Exercise prompt: Report the number of lines in these entries that contain "Point". Write only the number.

Data supplied:
+--
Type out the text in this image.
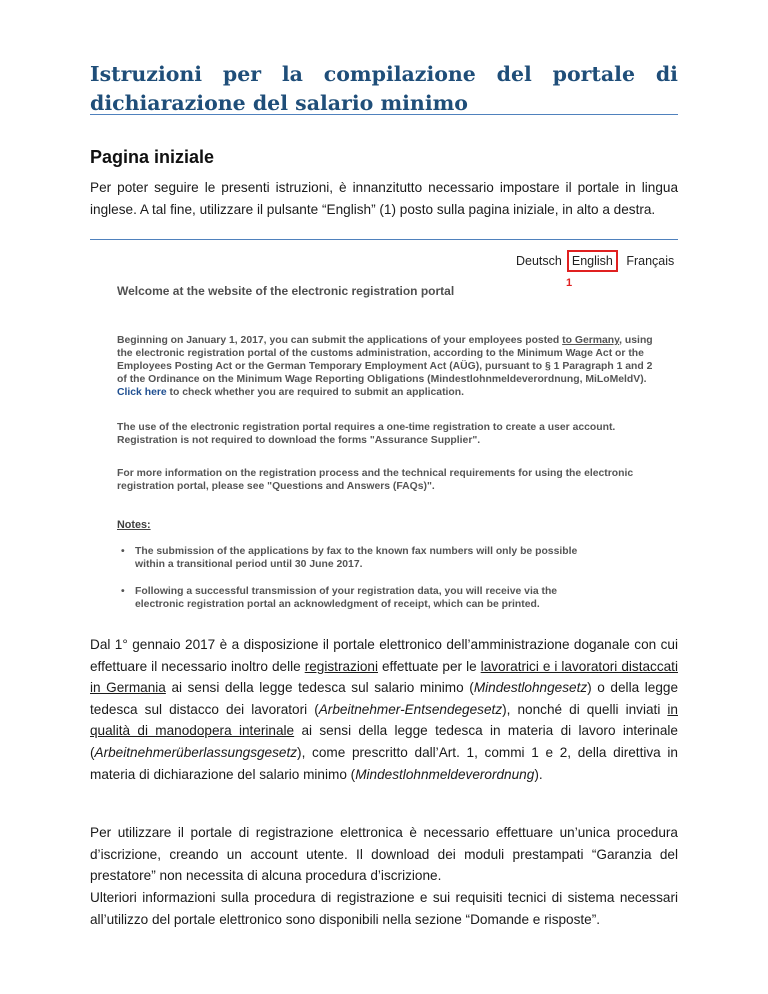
Istruzioni per la compilazione del portale di
dichiarazione del salario minimo
Pagina iniziale
Per poter seguire le presenti istruzioni, è innanzitutto necessario impostare il portale in lingua inglese. A tal fine, utilizzare il pulsante “English” (1) posto sulla pagina iniziale, in alto a destra.
Deutsch English Français
1
Welcome at the website of the electronic registration portal
Beginning on January 1, 2017, you can submit the applications of your employees posted to Germany, using the electronic registration portal of the customs administration, according to the Minimum Wage Act or the Employees Posting Act or the German Temporary Employment Act (AÜG), pursuant to § 1 Paragraph 1 and 2 of the Ordinance on the Minimum Wage Reporting Obligations (Mindestlohnmeldeverordnung, MiLoMeldV).
Click here to check whether you are required to submit an application.
The use of the electronic registration portal requires a one-time registration to create a user account. Registration is not required to download the forms "Assurance Supplier".
For more information on the registration process and the technical requirements for using the electronic registration portal, please see "Questions and Answers (FAQs)".
Notes:
• The submission of the applications by fax to the known fax numbers will only be possible
within a transitional period until 30 June 2017.
• Following a successful transmission of your registration data, you will receive via the
electronic registration portal an acknowledgment of receipt, which can be printed.
Dal 1° gennaio 2017 è a disposizione il portale elettronico dell’amministrazione doganale con cui effettuare il necessario inoltro delle registrazioni effettuate per le lavoratrici e i lavoratori distaccati in Germania ai sensi della legge tedesca sul salario minimo (Mindestlohngesetz) o della legge tedesca sul distacco dei lavoratori (Arbeitnehmer-Entsendegesetz), nonché di quelli inviati in qualità di manodopera interinale ai sensi della legge tedesca in materia di lavoro interinale (Arbeitnehmerüberlassungsgesetz), come prescritto dall’Art. 1, commi 1 e 2, della direttiva in materia di dichiarazione del salario minimo (Mindestlohnmeldeverordnung).
Per utilizzare il portale di registrazione elettronica è necessario effettuare un’unica procedura d’iscrizione, creando un account utente. Il download dei moduli prestampati “Garanzia del prestatore” non necessita di alcuna procedura d’iscrizione.
Ulteriori informazioni sulla procedura di registrazione e sui requisiti tecnici di sistema necessari all’utilizzo del portale elettronico sono disponibili nella sezione “Domande e risposte”.
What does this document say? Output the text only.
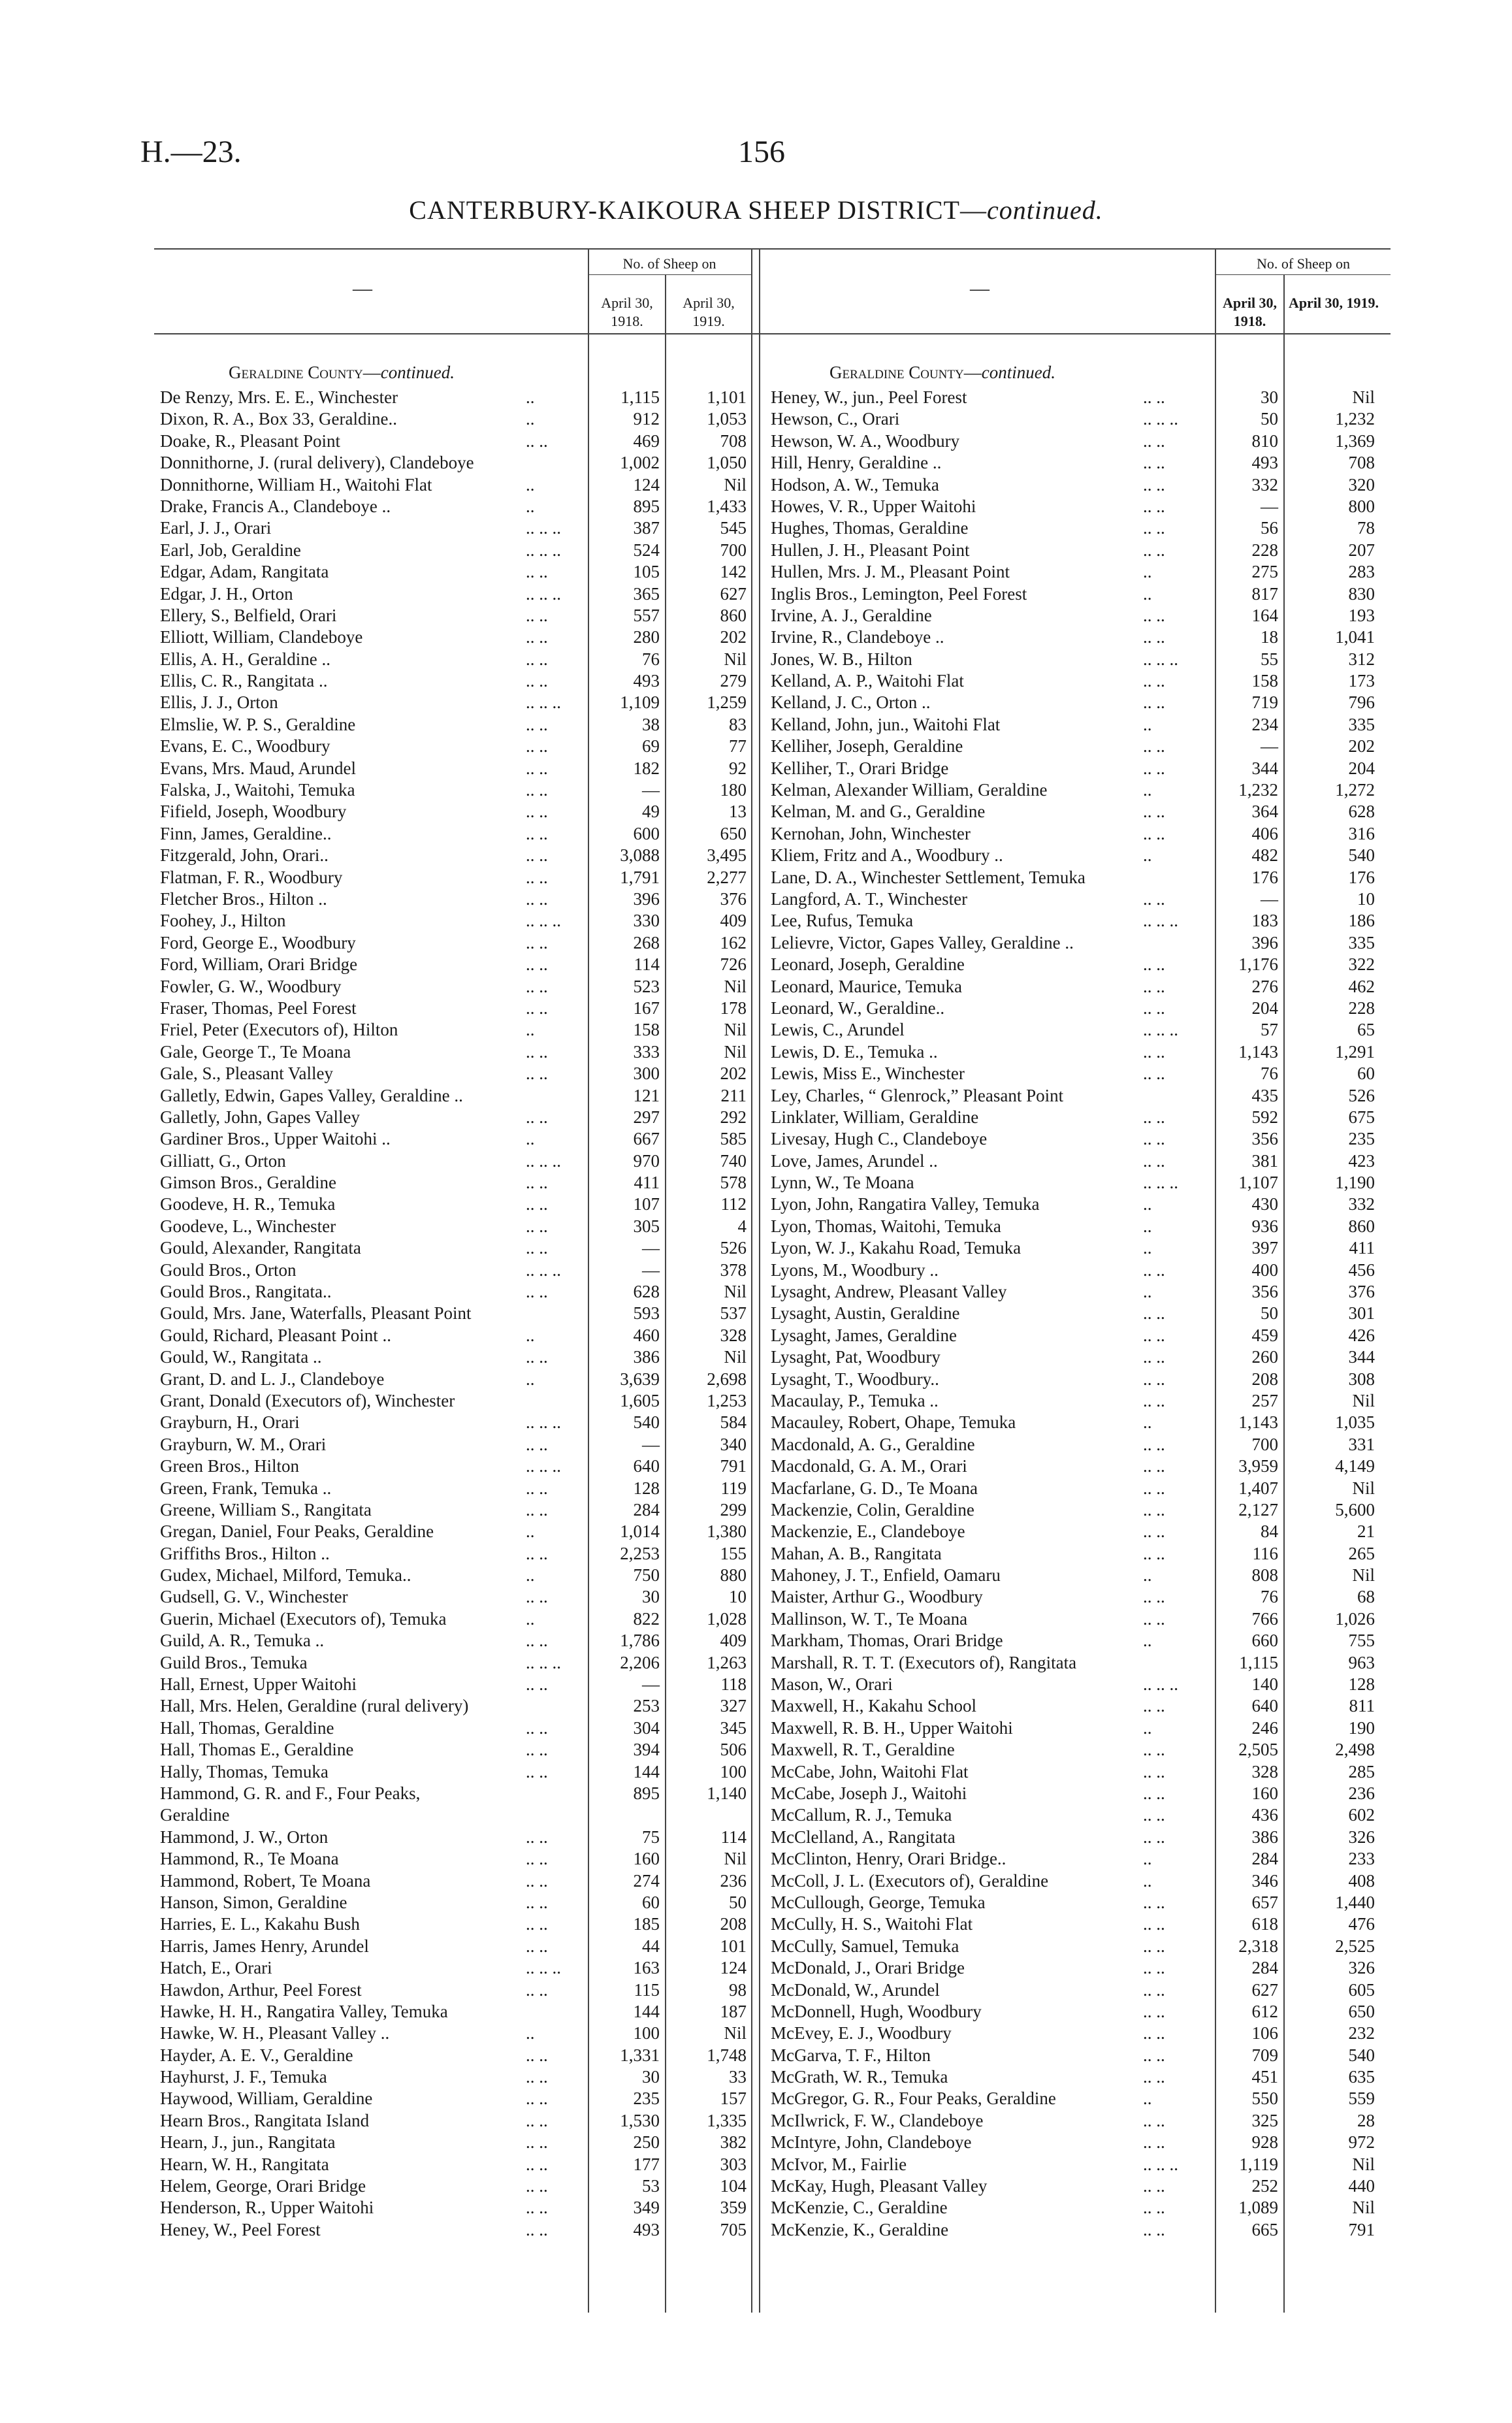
H.—23.	156
CANTERBURY-KAIKOURA SHEEP DISTRICT—continued.
—
No. of Sheep on
April 30, 1918.
April 30, 1919.
—
No. of Sheep on
April 30, 1918.
April 30, 1919.
Geraldine County—continued.	Geraldine County—continued.
De Renzy, Mrs. E. E., Winchester	..	1,115	1,101
Dixon, R. A., Box 33, Geraldine..	..	912	1,053
Doake, R., Pleasant Point	.. ..	469	708
Donnithorne, J. (rural delivery), Clandeboye	1,002	1,050
Donnithorne, William H., Waitohi Flat	..	124	Nil
Drake, Francis A., Clandeboye ..	..	895	1,433
Earl, J. J., Orari	.. .. ..	387	545
Earl, Job, Geraldine	.. .. ..	524	700
Edgar, Adam, Rangitata	.. ..	105	142
Edgar, J. H., Orton	.. .. ..	365	627
Ellery, S., Belfield, Orari	.. ..	557	860
Elliott, William, Clandeboye	.. ..	280	202
Ellis, A. H., Geraldine ..	.. ..	76	Nil
Ellis, C. R., Rangitata ..	.. ..	493	279
Ellis, J. J., Orton	.. .. ..	1,109	1,259
Elmslie, W. P. S., Geraldine	.. ..	38	83
Evans, E. C., Woodbury	.. ..	69	77
Evans, Mrs. Maud, Arundel	.. ..	182	92
Falska, J., Waitohi, Temuka	.. ..	—	180
Fifield, Joseph, Woodbury	.. ..	49	13
Finn, James, Geraldine..	.. ..	600	650
Fitzgerald, John, Orari..	.. ..	3,088	3,495
Flatman, F. R., Woodbury	.. ..	1,791	2,277
Fletcher Bros., Hilton ..	.. ..	396	376
Foohey, J., Hilton	.. .. ..	330	409
Ford, George E., Woodbury	.. ..	268	162
Ford, William, Orari Bridge	.. ..	114	726
Fowler, G. W., Woodbury	.. ..	523	Nil
Fraser, Thomas, Peel Forest	.. ..	167	178
Friel, Peter (Executors of), Hilton	..	158	Nil
Gale, George T., Te Moana	.. ..	333	Nil
Gale, S., Pleasant Valley	.. ..	300	202
Galletly, Edwin, Gapes Valley, Geraldine ..	121	211
Galletly, John, Gapes Valley	.. ..	297	292
Gardiner Bros., Upper Waitohi ..	..	667	585
Gilliatt, G., Orton	.. .. ..	970	740
Gimson Bros., Geraldine	.. ..	411	578
Goodeve, H. R., Temuka	.. ..	107	112
Goodeve, L., Winchester	.. ..	305	4
Gould, Alexander, Rangitata	.. ..	—	526
Gould Bros., Orton	.. .. ..	—	378
Gould Bros., Rangitata..	.. ..	628	Nil
Gould, Mrs. Jane, Waterfalls, Pleasant Point	593	537
Gould, Richard, Pleasant Point ..	..	460	328
Gould, W., Rangitata ..	.. ..	386	Nil
Grant, D. and L. J., Clandeboye	..	3,639	2,698
Grant, Donald (Executors of), Winchester	1,605	1,253
Grayburn, H., Orari	.. .. ..	540	584
Grayburn, W. M., Orari	.. ..	—	340
Green Bros., Hilton	.. .. ..	640	791
Green, Frank, Temuka ..	.. ..	128	119
Greene, William S., Rangitata	.. ..	284	299
Gregan, Daniel, Four Peaks, Geraldine	..	1,014	1,380
Griffiths Bros., Hilton ..	.. ..	2,253	155
Gudex, Michael, Milford, Temuka..	..	750	880
Gudsell, G. V., Winchester	.. ..	30	10
Guerin, Michael (Executors of), Temuka	..	822	1,028
Guild, A. R., Temuka ..	.. ..	1,786	409
Guild Bros., Temuka	.. .. ..	2,206	1,263
Hall, Ernest, Upper Waitohi	.. ..	—	118
Hall, Mrs. Helen, Geraldine (rural delivery)	253	327
Hall, Thomas, Geraldine	.. ..	304	345
Hall, Thomas E., Geraldine	.. ..	394	506
Hally, Thomas, Temuka	.. ..	144	100
Hammond, G. R. and F., Four Peaks,	895	1,140
Geraldine
Hammond, J. W., Orton	.. ..	75	114
Hammond, R., Te Moana	.. ..	160	Nil
Hammond, Robert, Te Moana	.. ..	274	236
Hanson, Simon, Geraldine	.. ..	60	50
Harries, E. L., Kakahu Bush	.. ..	185	208
Harris, James Henry, Arundel	.. ..	44	101
Hatch, E., Orari	.. .. ..	163	124
Hawdon, Arthur, Peel Forest	.. ..	115	98
Hawke, H. H., Rangatira Valley, Temuka	144	187
Hawke, W. H., Pleasant Valley ..	..	100	Nil
Hayder, A. E. V., Geraldine	.. ..	1,331	1,748
Hayhurst, J. F., Temuka	.. ..	30	33
Haywood, William, Geraldine	.. ..	235	157
Hearn Bros., Rangitata Island	.. ..	1,530	1,335
Hearn, J., jun., Rangitata	.. ..	250	382
Hearn, W. H., Rangitata	.. ..	177	303
Helem, George, Orari Bridge	.. ..	53	104
Henderson, R., Upper Waitohi	.. ..	349	359
Heney, W., Peel Forest	.. ..	493	705
Heney, W., jun., Peel Forest	.. ..	30	Nil
Hewson, C., Orari	.. .. ..	50	1,232
Hewson, W. A., Woodbury	.. ..	810	1,369
Hill, Henry, Geraldine ..	.. ..	493	708
Hodson, A. W., Temuka	.. ..	332	320
Howes, V. R., Upper Waitohi	.. ..	—	800
Hughes, Thomas, Geraldine	.. ..	56	78
Hullen, J. H., Pleasant Point	.. ..	228	207
Hullen, Mrs. J. M., Pleasant Point	..	275	283
Inglis Bros., Lemington, Peel Forest	..	817	830
Irvine, A. J., Geraldine	.. ..	164	193
Irvine, R., Clandeboye ..	.. ..	18	1,041
Jones, W. B., Hilton	.. .. ..	55	312
Kelland, A. P., Waitohi Flat	.. ..	158	173
Kelland, J. C., Orton ..	.. ..	719	796
Kelland, John, jun., Waitohi Flat	..	234	335
Kelliher, Joseph, Geraldine	.. ..	—	202
Kelliher, T., Orari Bridge	.. ..	344	204
Kelman, Alexander William, Geraldine	..	1,232	1,272
Kelman, M. and G., Geraldine	.. ..	364	628
Kernohan, John, Winchester	.. ..	406	316
Kliem, Fritz and A., Woodbury ..	..	482	540
Lane, D. A., Winchester Settlement, Temuka	176	176
Langford, A. T., Winchester	.. ..	—	10
Lee, Rufus, Temuka	.. .. ..	183	186
Lelievre, Victor, Gapes Valley, Geraldine ..	396	335
Leonard, Joseph, Geraldine	.. ..	1,176	322
Leonard, Maurice, Temuka	.. ..	276	462
Leonard, W., Geraldine..	.. ..	204	228
Lewis, C., Arundel	.. .. ..	57	65
Lewis, D. E., Temuka ..	.. ..	1,143	1,291
Lewis, Miss E., Winchester	.. ..	76	60
Ley, Charles, “ Glenrock,” Pleasant Point	435	526
Linklater, William, Geraldine	.. ..	592	675
Livesay, Hugh C., Clandeboye	.. ..	356	235
Love, James, Arundel ..	.. ..	381	423
Lynn, W., Te Moana	.. .. ..	1,107	1,190
Lyon, John, Rangatira Valley, Temuka	..	430	332
Lyon, Thomas, Waitohi, Temuka	..	936	860
Lyon, W. J., Kakahu Road, Temuka	..	397	411
Lyons, M., Woodbury ..	.. ..	400	456
Lysaght, Andrew, Pleasant Valley	..	356	376
Lysaght, Austin, Geraldine	.. ..	50	301
Lysaght, James, Geraldine	.. ..	459	426
Lysaght, Pat, Woodbury	.. ..	260	344
Lysaght, T., Woodbury..	.. ..	208	308
Macaulay, P., Temuka ..	.. ..	257	Nil
Macauley, Robert, Ohape, Temuka	..	1,143	1,035
Macdonald, A. G., Geraldine	.. ..	700	331
Macdonald, G. A. M., Orari	.. ..	3,959	4,149
Macfarlane, G. D., Te Moana	.. ..	1,407	Nil
Mackenzie, Colin, Geraldine	.. ..	2,127	5,600
Mackenzie, E., Clandeboye	.. ..	84	21
Mahan, A. B., Rangitata	.. ..	116	265
Mahoney, J. T., Enfield, Oamaru	..	808	Nil
Maister, Arthur G., Woodbury	.. ..	76	68
Mallinson, W. T., Te Moana	.. ..	766	1,026
Markham, Thomas, Orari Bridge	..	660	755
Marshall, R. T. T. (Executors of), Rangitata	1,115	963
Mason, W., Orari	.. .. ..	140	128
Maxwell, H., Kakahu School	.. ..	640	811
Maxwell, R. B. H., Upper Waitohi	..	246	190
Maxwell, R. T., Geraldine	.. ..	2,505	2,498
McCabe, John, Waitohi Flat	.. ..	328	285
McCabe, Joseph J., Waitohi	.. ..	160	236
McCallum, R. J., Temuka	.. ..	436	602
McClelland, A., Rangitata	.. ..	386	326
McClinton, Henry, Orari Bridge..	..	284	233
McColl, J. L. (Executors of), Geraldine	..	346	408
McCullough, George, Temuka	.. ..	657	1,440
McCully, H. S., Waitohi Flat	.. ..	618	476
McCully, Samuel, Temuka	.. ..	2,318	2,525
McDonald, J., Orari Bridge	.. ..	284	326
McDonald, W., Arundel	.. ..	627	605
McDonnell, Hugh, Woodbury	.. ..	612	650
McEvey, E. J., Woodbury	.. ..	106	232
McGarva, T. F., Hilton	.. ..	709	540
McGrath, W. R., Temuka	.. ..	451	635
McGregor, G. R., Four Peaks, Geraldine	..	550	559
McIlwrick, F. W., Clandeboye	.. ..	325	28
McIntyre, John, Clandeboye	.. ..	928	972
McIvor, M., Fairlie	.. .. ..	1,119	Nil
McKay, Hugh, Pleasant Valley	.. ..	252	440
McKenzie, C., Geraldine	.. ..	1,089	Nil
McKenzie, K., Geraldine	.. ..	665	791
+--
Solution for this problem: 6